What needs to be done:
Keep only the lines that hold the string "JSON", filtering out the rest of the entries below.

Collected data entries
···

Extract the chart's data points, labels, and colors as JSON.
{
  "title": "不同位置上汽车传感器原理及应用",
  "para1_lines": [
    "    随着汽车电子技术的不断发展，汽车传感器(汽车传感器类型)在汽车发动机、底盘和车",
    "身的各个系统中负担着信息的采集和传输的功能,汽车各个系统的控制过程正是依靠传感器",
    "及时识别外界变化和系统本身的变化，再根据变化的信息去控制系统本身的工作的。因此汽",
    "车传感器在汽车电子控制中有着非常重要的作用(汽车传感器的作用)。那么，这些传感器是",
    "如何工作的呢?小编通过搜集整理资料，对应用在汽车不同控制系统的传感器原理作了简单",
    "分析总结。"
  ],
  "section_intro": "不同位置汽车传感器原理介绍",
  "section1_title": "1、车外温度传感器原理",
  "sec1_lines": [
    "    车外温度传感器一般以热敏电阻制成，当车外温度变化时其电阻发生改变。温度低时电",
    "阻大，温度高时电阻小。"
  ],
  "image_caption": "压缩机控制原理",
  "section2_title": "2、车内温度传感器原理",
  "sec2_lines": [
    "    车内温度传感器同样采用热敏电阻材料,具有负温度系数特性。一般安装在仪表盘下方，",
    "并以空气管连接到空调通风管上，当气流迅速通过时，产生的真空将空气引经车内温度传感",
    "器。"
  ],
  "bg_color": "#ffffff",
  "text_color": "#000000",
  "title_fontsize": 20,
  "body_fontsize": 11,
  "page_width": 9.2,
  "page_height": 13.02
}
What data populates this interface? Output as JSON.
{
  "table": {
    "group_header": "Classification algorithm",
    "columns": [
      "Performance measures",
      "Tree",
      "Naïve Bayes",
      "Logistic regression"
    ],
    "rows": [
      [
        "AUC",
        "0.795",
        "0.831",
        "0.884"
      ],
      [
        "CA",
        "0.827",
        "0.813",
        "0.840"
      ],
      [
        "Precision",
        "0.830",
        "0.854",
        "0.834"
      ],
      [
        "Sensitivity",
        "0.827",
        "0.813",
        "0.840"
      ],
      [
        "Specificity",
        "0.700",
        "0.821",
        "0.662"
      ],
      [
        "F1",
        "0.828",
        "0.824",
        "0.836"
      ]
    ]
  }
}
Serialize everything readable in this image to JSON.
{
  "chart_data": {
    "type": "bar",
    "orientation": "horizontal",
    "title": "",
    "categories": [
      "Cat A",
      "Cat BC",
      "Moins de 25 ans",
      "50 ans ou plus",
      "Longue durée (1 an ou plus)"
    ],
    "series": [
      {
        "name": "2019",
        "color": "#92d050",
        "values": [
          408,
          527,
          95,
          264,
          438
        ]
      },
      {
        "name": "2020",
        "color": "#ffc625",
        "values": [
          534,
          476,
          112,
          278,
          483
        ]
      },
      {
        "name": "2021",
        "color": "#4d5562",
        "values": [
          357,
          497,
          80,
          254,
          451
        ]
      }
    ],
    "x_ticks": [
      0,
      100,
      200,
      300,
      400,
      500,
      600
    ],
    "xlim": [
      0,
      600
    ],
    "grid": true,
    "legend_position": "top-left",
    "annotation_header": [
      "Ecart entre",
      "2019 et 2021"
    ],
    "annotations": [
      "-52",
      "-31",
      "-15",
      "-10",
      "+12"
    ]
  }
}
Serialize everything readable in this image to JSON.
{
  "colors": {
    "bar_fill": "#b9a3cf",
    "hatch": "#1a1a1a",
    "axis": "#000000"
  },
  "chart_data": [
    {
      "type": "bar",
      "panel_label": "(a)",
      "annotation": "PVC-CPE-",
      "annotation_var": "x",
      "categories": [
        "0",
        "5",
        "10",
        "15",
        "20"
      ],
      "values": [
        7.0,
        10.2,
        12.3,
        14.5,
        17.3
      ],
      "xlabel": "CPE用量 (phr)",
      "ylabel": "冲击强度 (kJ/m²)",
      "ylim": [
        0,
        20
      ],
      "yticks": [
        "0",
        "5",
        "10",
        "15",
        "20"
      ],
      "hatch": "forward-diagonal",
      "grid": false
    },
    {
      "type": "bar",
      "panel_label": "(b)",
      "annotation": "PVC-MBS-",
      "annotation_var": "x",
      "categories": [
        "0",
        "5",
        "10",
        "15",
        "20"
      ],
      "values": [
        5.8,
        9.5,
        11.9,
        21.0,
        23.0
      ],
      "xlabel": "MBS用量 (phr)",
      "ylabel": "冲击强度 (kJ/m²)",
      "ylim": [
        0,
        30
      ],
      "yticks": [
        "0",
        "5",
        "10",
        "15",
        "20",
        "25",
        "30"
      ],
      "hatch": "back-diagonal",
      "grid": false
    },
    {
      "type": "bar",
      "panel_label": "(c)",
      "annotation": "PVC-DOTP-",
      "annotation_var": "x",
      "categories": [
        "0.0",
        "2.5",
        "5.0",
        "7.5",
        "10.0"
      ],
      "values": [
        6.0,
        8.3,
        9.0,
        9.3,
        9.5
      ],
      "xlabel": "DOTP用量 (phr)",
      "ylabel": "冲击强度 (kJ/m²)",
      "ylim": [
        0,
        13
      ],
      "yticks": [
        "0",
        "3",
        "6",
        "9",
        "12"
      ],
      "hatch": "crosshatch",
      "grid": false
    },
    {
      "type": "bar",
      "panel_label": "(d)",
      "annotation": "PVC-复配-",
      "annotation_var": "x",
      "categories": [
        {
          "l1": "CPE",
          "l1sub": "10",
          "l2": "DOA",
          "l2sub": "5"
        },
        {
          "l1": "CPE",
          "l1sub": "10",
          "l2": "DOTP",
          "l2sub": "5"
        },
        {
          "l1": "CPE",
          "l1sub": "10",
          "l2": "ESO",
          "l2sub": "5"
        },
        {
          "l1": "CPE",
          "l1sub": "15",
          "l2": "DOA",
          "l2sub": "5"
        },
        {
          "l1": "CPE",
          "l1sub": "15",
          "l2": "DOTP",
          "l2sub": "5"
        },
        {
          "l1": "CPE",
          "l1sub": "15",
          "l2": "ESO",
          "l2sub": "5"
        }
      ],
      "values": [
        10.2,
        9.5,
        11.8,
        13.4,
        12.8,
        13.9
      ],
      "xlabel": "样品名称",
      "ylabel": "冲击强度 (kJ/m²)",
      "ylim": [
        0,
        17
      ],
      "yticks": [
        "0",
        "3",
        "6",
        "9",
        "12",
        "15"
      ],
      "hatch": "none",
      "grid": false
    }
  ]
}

···

Exercise result:
Extract the chart's data points, labels, and colors as JSON.
What data populates this interface? Output as JSON.
Serialize everything readable in this image to JSON.
Serialize everything readable in this image to JSON.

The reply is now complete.